Selon le texte, le harcèlement sexuel est constitué par des propositions ou comportements à connotation sexuelle répétés qui soit:
- porte atteinte à la dignité de la victime en raison de leur caractère dégradant et humiliant
- soit, qu'il soit reconnu à son encontre une situation intimidante, hostile ou offensante.
Cette loi incrimine les actes et les propositions à connotation sexuelle
La loi du 6 août 2012 relatif au harcèlement sexuel donne ainsi désormais une définition plus précise, mais également plus large du délit de harcèlement sexuel.
Elle aggrave les peines maximales encourage et réprime les discriminations commises à l'encontre des victimes de harcèlement sexuel.
Enfin, elle renforce la prévention du harcèlement sexuel dans le monde professionnel.
L'objectif de la loi est clair: prévenir ce délit, encourager les victimes à dénoncer rapidement les faits et l'entourage à témoigner des faits de harcèlement qu'il constate et sanctionner le délit plus lourdement.
Car le harcèlement sexuel est un délit, de même que les faits assimilés au harcèlement sexuel: ils sont punis de deux ans d'emprisonnement et de 30 000 euros d'amende. Ces peines ont été doublées par rapport à la situation antérieure.

•••••

* [Questions sur l'extrait]:
1 - Relevez tous les objectifs que l'extrait sur le harcèlement sexuel attribue à la loi.
2 - Prolongez l'extrait sur le harcèlement sexuel en reprenant juste après sa dernière phrase.
Les données qui suivent n'ont aucun rapport avec l'extrait.

* [Données à examiner]:
•••••

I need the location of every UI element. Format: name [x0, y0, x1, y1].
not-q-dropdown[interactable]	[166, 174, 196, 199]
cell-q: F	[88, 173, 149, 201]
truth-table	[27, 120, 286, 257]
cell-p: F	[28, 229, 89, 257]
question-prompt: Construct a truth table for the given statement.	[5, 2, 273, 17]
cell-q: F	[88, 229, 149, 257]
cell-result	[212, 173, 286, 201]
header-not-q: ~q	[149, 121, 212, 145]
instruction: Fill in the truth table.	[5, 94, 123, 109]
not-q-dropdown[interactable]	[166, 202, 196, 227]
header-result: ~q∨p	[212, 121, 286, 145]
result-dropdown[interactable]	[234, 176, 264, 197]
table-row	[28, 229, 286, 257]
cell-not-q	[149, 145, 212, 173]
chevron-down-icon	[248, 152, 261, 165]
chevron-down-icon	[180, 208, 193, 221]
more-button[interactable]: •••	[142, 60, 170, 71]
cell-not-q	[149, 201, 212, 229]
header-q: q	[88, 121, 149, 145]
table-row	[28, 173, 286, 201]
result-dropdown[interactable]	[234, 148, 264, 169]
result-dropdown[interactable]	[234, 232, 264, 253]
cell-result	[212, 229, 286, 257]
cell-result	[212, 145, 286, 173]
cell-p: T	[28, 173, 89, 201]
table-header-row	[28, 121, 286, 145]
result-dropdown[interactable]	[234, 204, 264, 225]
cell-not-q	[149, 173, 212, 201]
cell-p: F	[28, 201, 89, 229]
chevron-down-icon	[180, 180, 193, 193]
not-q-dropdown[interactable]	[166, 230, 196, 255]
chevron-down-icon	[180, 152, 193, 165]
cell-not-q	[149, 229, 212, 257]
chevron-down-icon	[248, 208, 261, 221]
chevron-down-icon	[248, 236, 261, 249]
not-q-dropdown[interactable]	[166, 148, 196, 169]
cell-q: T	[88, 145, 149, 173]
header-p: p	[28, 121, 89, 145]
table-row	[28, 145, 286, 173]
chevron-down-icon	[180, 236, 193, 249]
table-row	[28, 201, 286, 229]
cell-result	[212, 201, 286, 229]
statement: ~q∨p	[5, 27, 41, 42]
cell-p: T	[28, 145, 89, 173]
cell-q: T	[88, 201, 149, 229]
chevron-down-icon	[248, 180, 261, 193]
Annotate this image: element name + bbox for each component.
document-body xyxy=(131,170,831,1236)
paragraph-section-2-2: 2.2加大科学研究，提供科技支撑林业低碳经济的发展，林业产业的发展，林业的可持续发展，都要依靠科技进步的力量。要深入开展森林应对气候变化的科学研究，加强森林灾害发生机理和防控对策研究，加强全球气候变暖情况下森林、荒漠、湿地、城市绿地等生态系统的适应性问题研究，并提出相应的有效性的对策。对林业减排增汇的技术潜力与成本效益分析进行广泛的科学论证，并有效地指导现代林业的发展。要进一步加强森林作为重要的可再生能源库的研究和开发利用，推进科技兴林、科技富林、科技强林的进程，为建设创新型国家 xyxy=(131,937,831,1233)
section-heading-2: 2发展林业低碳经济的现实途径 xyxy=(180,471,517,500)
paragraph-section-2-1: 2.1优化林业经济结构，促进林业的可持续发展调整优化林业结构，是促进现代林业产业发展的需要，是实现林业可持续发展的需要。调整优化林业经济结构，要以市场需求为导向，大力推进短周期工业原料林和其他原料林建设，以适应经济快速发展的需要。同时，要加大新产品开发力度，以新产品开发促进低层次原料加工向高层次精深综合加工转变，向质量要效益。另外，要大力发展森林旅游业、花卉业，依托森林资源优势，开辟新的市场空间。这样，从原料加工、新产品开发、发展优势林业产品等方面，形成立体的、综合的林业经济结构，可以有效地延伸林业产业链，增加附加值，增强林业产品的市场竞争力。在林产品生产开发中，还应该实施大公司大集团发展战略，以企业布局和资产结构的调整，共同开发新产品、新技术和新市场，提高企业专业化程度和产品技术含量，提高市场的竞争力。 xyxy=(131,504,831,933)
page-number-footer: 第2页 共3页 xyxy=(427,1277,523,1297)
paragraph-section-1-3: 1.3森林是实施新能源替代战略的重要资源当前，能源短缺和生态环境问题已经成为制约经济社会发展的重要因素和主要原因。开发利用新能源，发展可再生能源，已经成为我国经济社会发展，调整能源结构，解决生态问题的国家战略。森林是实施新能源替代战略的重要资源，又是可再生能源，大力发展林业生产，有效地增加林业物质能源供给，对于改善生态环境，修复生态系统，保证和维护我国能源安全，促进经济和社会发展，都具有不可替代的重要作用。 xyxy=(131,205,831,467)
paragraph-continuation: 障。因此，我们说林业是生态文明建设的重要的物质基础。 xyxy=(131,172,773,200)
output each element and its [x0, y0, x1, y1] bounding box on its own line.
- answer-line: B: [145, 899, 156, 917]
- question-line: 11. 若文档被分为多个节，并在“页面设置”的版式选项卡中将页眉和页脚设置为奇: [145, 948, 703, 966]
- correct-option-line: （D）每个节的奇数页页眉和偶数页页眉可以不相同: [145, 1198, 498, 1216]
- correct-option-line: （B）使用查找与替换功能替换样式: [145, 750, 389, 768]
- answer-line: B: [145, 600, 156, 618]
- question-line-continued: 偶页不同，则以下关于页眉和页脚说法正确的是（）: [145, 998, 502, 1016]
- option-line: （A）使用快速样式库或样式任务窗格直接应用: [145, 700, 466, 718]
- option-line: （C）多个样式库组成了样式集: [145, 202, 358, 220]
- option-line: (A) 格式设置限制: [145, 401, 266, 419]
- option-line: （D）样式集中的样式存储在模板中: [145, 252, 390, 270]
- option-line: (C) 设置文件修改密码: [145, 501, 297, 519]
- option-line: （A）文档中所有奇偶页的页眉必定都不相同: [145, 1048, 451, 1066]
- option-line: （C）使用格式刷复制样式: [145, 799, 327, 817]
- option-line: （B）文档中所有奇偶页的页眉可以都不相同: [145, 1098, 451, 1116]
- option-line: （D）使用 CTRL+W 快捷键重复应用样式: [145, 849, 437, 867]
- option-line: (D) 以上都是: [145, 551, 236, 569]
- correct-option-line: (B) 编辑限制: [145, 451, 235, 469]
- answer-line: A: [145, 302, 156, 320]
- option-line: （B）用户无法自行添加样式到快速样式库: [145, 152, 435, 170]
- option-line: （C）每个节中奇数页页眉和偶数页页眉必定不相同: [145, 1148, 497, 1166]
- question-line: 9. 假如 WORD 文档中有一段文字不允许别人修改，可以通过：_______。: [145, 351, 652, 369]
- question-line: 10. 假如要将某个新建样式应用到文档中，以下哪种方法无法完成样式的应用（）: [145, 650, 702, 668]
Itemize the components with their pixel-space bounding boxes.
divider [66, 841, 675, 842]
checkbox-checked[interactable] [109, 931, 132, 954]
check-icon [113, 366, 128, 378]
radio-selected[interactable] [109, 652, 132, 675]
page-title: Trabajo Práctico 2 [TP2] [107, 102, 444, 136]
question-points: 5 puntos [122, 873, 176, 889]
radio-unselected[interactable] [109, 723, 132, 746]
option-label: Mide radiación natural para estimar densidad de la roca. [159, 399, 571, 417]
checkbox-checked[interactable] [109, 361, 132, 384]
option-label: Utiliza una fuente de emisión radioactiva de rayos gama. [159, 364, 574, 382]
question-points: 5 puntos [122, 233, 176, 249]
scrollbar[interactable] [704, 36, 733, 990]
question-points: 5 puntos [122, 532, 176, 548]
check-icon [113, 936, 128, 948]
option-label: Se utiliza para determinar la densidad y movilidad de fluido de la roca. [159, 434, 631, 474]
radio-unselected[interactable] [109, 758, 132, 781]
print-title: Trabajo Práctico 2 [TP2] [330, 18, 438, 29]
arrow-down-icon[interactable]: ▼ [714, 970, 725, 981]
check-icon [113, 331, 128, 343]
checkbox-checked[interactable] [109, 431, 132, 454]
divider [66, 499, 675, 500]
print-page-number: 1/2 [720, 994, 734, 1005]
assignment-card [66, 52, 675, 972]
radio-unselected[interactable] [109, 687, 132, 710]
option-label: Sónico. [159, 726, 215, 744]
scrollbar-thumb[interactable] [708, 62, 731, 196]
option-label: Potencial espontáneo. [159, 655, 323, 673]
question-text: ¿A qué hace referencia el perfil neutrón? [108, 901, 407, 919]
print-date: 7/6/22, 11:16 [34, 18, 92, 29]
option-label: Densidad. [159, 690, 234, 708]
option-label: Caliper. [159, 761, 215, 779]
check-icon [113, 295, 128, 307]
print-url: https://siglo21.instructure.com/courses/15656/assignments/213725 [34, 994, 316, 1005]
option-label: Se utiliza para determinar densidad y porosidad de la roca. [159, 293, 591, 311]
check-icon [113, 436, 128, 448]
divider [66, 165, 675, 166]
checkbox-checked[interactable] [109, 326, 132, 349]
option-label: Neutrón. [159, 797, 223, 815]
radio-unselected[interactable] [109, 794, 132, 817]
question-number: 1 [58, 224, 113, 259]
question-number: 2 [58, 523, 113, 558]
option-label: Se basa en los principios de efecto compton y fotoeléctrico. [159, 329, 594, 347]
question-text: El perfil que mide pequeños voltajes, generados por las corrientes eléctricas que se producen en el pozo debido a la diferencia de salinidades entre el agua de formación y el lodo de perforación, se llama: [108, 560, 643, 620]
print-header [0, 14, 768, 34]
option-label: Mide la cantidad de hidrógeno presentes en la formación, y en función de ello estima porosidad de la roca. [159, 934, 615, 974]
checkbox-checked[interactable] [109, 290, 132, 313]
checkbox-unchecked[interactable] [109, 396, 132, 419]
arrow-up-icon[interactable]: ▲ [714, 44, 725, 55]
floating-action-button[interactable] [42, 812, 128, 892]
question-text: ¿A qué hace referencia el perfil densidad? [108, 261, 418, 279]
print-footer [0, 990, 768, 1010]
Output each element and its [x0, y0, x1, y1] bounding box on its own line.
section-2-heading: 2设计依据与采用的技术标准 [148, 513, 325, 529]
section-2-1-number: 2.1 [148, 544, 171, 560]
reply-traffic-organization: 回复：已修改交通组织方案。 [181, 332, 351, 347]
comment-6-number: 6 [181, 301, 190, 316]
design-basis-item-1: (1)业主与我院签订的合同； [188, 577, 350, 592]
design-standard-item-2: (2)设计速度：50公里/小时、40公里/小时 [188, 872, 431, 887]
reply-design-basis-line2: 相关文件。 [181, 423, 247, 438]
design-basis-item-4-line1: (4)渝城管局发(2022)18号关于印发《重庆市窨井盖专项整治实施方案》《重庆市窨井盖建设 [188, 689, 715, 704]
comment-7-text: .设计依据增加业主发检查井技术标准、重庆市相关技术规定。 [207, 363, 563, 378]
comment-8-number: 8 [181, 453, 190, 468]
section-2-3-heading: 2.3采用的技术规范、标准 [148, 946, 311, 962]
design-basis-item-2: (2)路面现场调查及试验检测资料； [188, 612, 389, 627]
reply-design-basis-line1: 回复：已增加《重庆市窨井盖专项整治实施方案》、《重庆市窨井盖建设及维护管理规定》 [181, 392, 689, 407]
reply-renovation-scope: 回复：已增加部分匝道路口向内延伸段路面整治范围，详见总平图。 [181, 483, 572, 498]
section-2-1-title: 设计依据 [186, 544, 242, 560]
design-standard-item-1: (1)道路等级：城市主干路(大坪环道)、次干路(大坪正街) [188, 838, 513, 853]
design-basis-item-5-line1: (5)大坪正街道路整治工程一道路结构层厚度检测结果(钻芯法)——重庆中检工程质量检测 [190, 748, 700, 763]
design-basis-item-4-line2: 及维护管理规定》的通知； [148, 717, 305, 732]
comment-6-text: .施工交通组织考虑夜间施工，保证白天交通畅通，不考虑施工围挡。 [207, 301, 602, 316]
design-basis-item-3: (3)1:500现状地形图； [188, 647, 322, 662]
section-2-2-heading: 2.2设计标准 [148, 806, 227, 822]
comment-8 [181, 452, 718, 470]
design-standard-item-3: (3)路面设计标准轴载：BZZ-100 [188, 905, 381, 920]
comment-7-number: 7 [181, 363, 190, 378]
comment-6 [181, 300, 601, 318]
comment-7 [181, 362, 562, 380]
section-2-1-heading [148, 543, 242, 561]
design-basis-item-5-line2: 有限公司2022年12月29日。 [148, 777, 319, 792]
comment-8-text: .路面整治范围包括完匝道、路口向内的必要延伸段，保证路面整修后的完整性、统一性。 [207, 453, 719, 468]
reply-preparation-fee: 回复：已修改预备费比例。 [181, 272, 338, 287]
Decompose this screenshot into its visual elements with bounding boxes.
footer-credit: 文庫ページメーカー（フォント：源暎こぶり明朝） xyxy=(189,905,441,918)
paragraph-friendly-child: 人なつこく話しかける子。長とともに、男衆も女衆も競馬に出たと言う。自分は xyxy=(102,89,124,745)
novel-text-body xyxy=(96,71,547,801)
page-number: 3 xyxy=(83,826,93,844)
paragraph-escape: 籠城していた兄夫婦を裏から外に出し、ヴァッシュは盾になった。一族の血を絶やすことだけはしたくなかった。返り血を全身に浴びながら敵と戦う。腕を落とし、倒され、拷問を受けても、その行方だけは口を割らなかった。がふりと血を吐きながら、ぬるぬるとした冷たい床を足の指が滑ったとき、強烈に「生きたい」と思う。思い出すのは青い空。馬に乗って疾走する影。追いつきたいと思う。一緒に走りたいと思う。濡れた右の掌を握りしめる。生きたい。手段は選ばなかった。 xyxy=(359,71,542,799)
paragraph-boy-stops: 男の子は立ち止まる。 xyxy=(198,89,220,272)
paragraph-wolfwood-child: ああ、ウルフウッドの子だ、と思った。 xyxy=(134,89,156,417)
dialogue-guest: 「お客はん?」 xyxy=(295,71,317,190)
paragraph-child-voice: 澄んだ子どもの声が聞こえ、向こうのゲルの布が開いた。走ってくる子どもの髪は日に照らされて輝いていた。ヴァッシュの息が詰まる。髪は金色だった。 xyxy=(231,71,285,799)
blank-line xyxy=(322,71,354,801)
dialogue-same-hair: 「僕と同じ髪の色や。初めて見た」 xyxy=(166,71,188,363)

•••••

* [Réponses attendues]:
1 -
- Prévenir ce délit
- Encourager les victimes à dénoncer rapidement les faits
- Encourager l'entourage à témoigner des faits de harcèlement qu'il constate
- Sanctionner le délit plus lourdement

2 -
Des circonstances aggravantes portent les peines à trois ans d'emprisonnement et 45 euros d'amende lorsque les faits sont commis:
- - par une personne qui abuse de l'autorité que lui confèrent ses fonctions;
- - sur une personne mineure de moins de quinze ans;
- - sur une personne dont la particularité est due à son âge, à une maladie, à une infirmité, à une déficience physique ou psychique ou à un état de grossesse, est apparente ou connue de leur auteur;
- - sur une personne dont la particularité et la dépendance résultent de la précarité de sa situation économique ou sociale est apparente ou connue de l'auteur;
- - par plusieurs personnes agissant en qualité d'auteur ou de complice.
Attention les faits se prescrivent désormais par six ans depuis la loi de février 2017 (et non plus par trois ans) et tous les faits de harcèlement sexuel antérieurs à 2011 ne peuvent donc plus (sauf interruption de la prescription) être poursuivis, à l ' exception de ceux de viol qui se prescrivent par 10 ans.
Rappelons également que "constituer une agression sexuelle toute atteinte sexuelle commise avec violence, contrainte, menace ou surprise, autre que le viol" .
Ainsi, tous les actes à connotation sexuelle qui n'entraineraient pas de pénétration (caresse sur le sexe, la poitrine, utilisation de la langue, etc.) peuvent être qualifiés d'agressions sexuelles, sous réserve bien sur que l'acte soit non envie. L'absence de consentement de la victime est caractérisée par violence, contrainte, menace ou surprise (articles 222-22 et 222-27 à 222-30 du code pénal). L'agression sexuelle est un délit puni de 5 ans de prison et 75 000 € d'amende.
Tout professionnel ayant commis des agissements de harcèlement sexuel est par ailleurs passible de sanctions disciplinaires pouvant aller jusqu'au licenciement.
L'auteur de harcèlement sexuel peut enfin devoir verser à sa victime des dommages-intérêts, en réparation du préjudice subi.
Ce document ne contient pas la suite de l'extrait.